Goal:
Set down the full listing exactly as given. Any pictures are to be left out.

Material provided:
begin
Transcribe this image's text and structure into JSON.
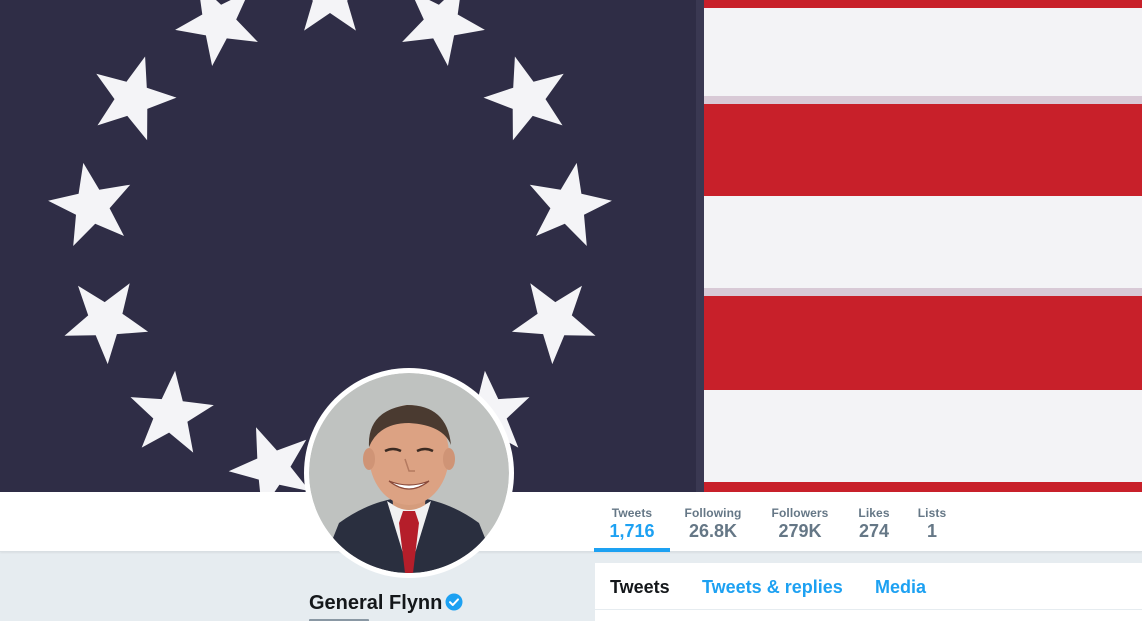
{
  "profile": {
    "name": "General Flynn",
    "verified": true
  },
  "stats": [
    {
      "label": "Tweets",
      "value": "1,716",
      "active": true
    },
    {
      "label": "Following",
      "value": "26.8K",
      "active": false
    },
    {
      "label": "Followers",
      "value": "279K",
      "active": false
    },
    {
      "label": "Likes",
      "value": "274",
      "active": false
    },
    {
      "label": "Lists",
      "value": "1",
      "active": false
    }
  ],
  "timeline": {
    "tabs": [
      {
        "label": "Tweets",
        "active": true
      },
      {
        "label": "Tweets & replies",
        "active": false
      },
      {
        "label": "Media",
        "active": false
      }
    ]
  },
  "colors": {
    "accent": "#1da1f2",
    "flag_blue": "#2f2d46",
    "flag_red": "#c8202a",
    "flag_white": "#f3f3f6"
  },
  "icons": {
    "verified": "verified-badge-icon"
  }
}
end
Solution below:
Transcribe this image's text and structure into JSON.
{
  "profile": {
    "name": "General Flynn",
    "verified": true
  },
  "stats": [
    {
      "label": "Tweets",
      "value": "1,716",
      "active": true
    },
    {
      "label": "Following",
      "value": "26.8K",
      "active": false
    },
    {
      "label": "Followers",
      "value": "279K",
      "active": false
    },
    {
      "label": "Likes",
      "value": "274",
      "active": false
    },
    {
      "label": "Lists",
      "value": "1",
      "active": false
    }
  ],
  "timeline": {
    "tabs": [
      {
        "label": "Tweets",
        "active": true
      },
      {
        "label": "Tweets & replies",
        "active": false
      },
      {
        "label": "Media",
        "active": false
      }
    ]
  },
  "colors": {
    "accent": "#1da1f2",
    "flag_blue": "#2f2d46",
    "flag_red": "#c8202a",
    "flag_white": "#f3f3f6"
  },
  "icons": {
    "verified": "verified-badge-icon"
  }
}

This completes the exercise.